--- Data extract ---
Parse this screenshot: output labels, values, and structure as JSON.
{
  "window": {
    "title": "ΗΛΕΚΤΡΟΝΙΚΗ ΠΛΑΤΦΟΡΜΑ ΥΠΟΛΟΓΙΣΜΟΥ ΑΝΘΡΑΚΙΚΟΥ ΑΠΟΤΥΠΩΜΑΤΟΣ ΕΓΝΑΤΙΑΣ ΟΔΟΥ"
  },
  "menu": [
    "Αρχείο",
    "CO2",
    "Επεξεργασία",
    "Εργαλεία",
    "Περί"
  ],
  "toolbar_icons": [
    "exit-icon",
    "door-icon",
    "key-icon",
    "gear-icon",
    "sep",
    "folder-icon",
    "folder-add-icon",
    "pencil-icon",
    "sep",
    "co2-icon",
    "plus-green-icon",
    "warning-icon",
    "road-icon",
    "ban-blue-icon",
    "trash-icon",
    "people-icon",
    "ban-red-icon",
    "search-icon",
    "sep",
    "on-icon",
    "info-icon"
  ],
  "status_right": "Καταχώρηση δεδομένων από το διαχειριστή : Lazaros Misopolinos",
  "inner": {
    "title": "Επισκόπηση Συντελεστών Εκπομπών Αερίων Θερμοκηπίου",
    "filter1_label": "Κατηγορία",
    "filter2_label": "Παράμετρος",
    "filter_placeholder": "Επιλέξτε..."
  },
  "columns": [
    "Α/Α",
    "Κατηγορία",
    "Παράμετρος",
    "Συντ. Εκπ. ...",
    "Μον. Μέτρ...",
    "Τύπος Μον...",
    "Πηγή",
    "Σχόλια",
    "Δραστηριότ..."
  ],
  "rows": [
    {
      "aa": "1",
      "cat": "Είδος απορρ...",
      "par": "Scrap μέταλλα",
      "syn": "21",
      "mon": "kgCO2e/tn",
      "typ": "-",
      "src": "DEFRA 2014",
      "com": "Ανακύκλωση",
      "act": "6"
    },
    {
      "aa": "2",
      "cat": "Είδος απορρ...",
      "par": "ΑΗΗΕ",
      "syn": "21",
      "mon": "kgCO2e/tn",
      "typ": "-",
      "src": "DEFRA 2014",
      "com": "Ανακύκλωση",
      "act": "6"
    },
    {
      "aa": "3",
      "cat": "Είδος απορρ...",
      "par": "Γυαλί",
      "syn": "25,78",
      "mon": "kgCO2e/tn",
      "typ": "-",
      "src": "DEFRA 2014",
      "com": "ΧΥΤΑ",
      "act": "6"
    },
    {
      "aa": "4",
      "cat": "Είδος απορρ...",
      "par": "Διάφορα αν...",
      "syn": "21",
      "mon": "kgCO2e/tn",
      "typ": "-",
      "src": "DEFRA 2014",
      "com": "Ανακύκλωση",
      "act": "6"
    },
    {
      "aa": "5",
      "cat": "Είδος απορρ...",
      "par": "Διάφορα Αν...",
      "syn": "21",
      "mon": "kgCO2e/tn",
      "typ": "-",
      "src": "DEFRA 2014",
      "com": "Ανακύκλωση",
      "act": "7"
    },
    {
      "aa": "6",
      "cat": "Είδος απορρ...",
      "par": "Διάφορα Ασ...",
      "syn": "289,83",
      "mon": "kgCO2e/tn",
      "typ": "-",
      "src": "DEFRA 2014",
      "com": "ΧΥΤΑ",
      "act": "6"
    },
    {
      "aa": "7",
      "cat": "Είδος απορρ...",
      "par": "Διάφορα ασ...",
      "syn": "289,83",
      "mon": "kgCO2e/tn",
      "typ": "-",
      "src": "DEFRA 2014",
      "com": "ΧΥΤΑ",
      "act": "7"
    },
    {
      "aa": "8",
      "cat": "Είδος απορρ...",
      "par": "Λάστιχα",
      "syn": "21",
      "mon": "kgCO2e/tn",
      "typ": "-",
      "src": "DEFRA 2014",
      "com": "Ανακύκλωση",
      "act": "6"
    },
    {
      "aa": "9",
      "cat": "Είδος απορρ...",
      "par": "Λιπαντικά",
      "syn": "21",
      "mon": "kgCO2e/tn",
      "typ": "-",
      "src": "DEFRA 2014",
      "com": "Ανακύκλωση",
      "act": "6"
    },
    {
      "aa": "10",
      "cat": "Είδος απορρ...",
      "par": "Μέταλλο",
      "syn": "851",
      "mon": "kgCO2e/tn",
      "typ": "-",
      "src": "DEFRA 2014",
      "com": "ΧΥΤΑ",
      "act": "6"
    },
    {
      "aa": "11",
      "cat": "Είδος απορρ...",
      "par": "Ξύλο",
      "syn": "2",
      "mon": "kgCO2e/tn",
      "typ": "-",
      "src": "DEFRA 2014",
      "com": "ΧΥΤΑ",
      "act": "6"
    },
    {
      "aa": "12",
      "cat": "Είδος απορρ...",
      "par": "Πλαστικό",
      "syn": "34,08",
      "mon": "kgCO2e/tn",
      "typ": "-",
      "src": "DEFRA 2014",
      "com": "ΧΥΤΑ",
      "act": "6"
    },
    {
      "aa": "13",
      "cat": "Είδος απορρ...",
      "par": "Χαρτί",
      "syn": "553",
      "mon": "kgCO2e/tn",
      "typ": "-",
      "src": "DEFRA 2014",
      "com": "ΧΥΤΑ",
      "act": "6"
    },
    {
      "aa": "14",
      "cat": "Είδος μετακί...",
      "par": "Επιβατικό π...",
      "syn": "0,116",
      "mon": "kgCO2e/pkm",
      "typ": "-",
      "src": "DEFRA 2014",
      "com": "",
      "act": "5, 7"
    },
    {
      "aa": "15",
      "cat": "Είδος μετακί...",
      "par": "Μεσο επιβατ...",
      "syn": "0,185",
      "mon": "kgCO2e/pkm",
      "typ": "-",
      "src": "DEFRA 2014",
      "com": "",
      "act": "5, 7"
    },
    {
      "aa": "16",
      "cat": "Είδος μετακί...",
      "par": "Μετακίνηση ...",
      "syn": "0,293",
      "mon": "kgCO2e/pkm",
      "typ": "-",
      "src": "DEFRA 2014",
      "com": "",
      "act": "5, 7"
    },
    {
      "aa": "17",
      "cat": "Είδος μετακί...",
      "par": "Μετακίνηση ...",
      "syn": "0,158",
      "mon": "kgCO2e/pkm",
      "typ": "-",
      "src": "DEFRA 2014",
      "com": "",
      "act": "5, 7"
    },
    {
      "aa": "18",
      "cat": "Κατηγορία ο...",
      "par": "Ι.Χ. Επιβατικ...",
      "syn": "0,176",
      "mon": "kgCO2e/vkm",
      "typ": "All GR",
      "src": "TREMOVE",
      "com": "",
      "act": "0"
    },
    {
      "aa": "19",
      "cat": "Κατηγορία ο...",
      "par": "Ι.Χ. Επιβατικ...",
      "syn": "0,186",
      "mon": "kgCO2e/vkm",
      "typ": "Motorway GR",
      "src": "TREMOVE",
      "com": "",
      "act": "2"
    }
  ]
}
---
◆ Request ◆
Type out the entries again, word for word.

◆ Written solution ◆
Parse this screenshot: output labels, values, and structure as JSON.
{
  "window": {
    "title": "ΗΛΕΚΤΡΟΝΙΚΗ ΠΛΑΤΦΟΡΜΑ ΥΠΟΛΟΓΙΣΜΟΥ ΑΝΘΡΑΚΙΚΟΥ ΑΠΟΤΥΠΩΜΑΤΟΣ ΕΓΝΑΤΙΑΣ ΟΔΟΥ"
  },
  "menu": [
    "Αρχείο",
    "CO2",
    "Επεξεργασία",
    "Εργαλεία",
    "Περί"
  ],
  "toolbar_icons": [
    "exit-icon",
    "door-icon",
    "key-icon",
    "gear-icon",
    "sep",
    "folder-icon",
    "folder-add-icon",
    "pencil-icon",
    "sep",
    "co2-icon",
    "plus-green-icon",
    "warning-icon",
    "road-icon",
    "ban-blue-icon",
    "trash-icon",
    "people-icon",
    "ban-red-icon",
    "search-icon",
    "sep",
    "on-icon",
    "info-icon"
  ],
  "status_right": "Καταχώρηση δεδομένων από το διαχειριστή : Lazaros Misopolinos",
  "inner": {
    "title": "Επισκόπηση Συντελεστών Εκπομπών Αερίων Θερμοκηπίου",
    "filter1_label": "Κατηγορία",
    "filter2_label": "Παράμετρος",
    "filter_placeholder": "Επιλέξτε..."
  },
  "columns": [
    "Α/Α",
    "Κατηγορία",
    "Παράμετρος",
    "Συντ. Εκπ. ...",
    "Μον. Μέτρ...",
    "Τύπος Μον...",
    "Πηγή",
    "Σχόλια",
    "Δραστηριότ..."
  ],
  "rows": [
    {
      "aa": "1",
      "cat": "Είδος απορρ...",
      "par": "Scrap μέταλλα",
      "syn": "21",
      "mon": "kgCO2e/tn",
      "typ": "-",
      "src": "DEFRA 2014",
      "com": "Ανακύκλωση",
      "act": "6"
    },
    {
      "aa": "2",
      "cat": "Είδος απορρ...",
      "par": "ΑΗΗΕ",
      "syn": "21",
      "mon": "kgCO2e/tn",
      "typ": "-",
      "src": "DEFRA 2014",
      "com": "Ανακύκλωση",
      "act": "6"
    },
    {
      "aa": "3",
      "cat": "Είδος απορρ...",
      "par": "Γυαλί",
      "syn": "25,78",
      "mon": "kgCO2e/tn",
      "typ": "-",
      "src": "DEFRA 2014",
      "com": "ΧΥΤΑ",
      "act": "6"
    },
    {
      "aa": "4",
      "cat": "Είδος απορρ...",
      "par": "Διάφορα αν...",
      "syn": "21",
      "mon": "kgCO2e/tn",
      "typ": "-",
      "src": "DEFRA 2014",
      "com": "Ανακύκλωση",
      "act": "6"
    },
    {
      "aa": "5",
      "cat": "Είδος απορρ...",
      "par": "Διάφορα Αν...",
      "syn": "21",
      "mon": "kgCO2e/tn",
      "typ": "-",
      "src": "DEFRA 2014",
      "com": "Ανακύκλωση",
      "act": "7"
    },
    {
      "aa": "6",
      "cat": "Είδος απορρ...",
      "par": "Διάφορα Ασ...",
      "syn": "289,83",
      "mon": "kgCO2e/tn",
      "typ": "-",
      "src": "DEFRA 2014",
      "com": "ΧΥΤΑ",
      "act": "6"
    },
    {
      "aa": "7",
      "cat": "Είδος απορρ...",
      "par": "Διάφορα ασ...",
      "syn": "289,83",
      "mon": "kgCO2e/tn",
      "typ": "-",
      "src": "DEFRA 2014",
      "com": "ΧΥΤΑ",
      "act": "7"
    },
    {
      "aa": "8",
      "cat": "Είδος απορρ...",
      "par": "Λάστιχα",
      "syn": "21",
      "mon": "kgCO2e/tn",
      "typ": "-",
      "src": "DEFRA 2014",
      "com": "Ανακύκλωση",
      "act": "6"
    },
    {
      "aa": "9",
      "cat": "Είδος απορρ...",
      "par": "Λιπαντικά",
      "syn": "21",
      "mon": "kgCO2e/tn",
      "typ": "-",
      "src": "DEFRA 2014",
      "com": "Ανακύκλωση",
      "act": "6"
    },
    {
      "aa": "10",
      "cat": "Είδος απορρ...",
      "par": "Μέταλλο",
      "syn": "851",
      "mon": "kgCO2e/tn",
      "typ": "-",
      "src": "DEFRA 2014",
      "com": "ΧΥΤΑ",
      "act": "6"
    },
    {
      "aa": "11",
      "cat": "Είδος απορρ...",
      "par": "Ξύλο",
      "syn": "2",
      "mon": "kgCO2e/tn",
      "typ": "-",
      "src": "DEFRA 2014",
      "com": "ΧΥΤΑ",
      "act": "6"
    },
    {
      "aa": "12",
      "cat": "Είδος απορρ...",
      "par": "Πλαστικό",
      "syn": "34,08",
      "mon": "kgCO2e/tn",
      "typ": "-",
      "src": "DEFRA 2014",
      "com": "ΧΥΤΑ",
      "act": "6"
    },
    {
      "aa": "13",
      "cat": "Είδος απορρ...",
      "par": "Χαρτί",
      "syn": "553",
      "mon": "kgCO2e/tn",
      "typ": "-",
      "src": "DEFRA 2014",
      "com": "ΧΥΤΑ",
      "act": "6"
    },
    {
      "aa": "14",
      "cat": "Είδος μετακί...",
      "par": "Επιβατικό π...",
      "syn": "0,116",
      "mon": "kgCO2e/pkm",
      "typ": "-",
      "src": "DEFRA 2014",
      "com": "",
      "act": "5, 7"
    },
    {
      "aa": "15",
      "cat": "Είδος μετακί...",
      "par": "Μεσο επιβατ...",
      "syn": "0,185",
      "mon": "kgCO2e/pkm",
      "typ": "-",
      "src": "DEFRA 2014",
      "com": "",
      "act": "5, 7"
    },
    {
      "aa": "16",
      "cat": "Είδος μετακί...",
      "par": "Μετακίνηση ...",
      "syn": "0,293",
      "mon": "kgCO2e/pkm",
      "typ": "-",
      "src": "DEFRA 2014",
      "com": "",
      "act": "5, 7"
    },
    {
      "aa": "17",
      "cat": "Είδος μετακί...",
      "par": "Μετακίνηση ...",
      "syn": "0,158",
      "mon": "kgCO2e/pkm",
      "typ": "-",
      "src": "DEFRA 2014",
      "com": "",
      "act": "5, 7"
    },
    {
      "aa": "18",
      "cat": "Κατηγορία ο...",
      "par": "Ι.Χ. Επιβατικ...",
      "syn": "0,176",
      "mon": "kgCO2e/vkm",
      "typ": "All GR",
      "src": "TREMOVE",
      "com": "",
      "act": "0"
    },
    {
      "aa": "19",
      "cat": "Κατηγορία ο...",
      "par": "Ι.Χ. Επιβατικ...",
      "syn": "0,186",
      "mon": "kgCO2e/vkm",
      "typ": "Motorway GR",
      "src": "TREMOVE",
      "com": "",
      "act": "2"
    }
  ]
}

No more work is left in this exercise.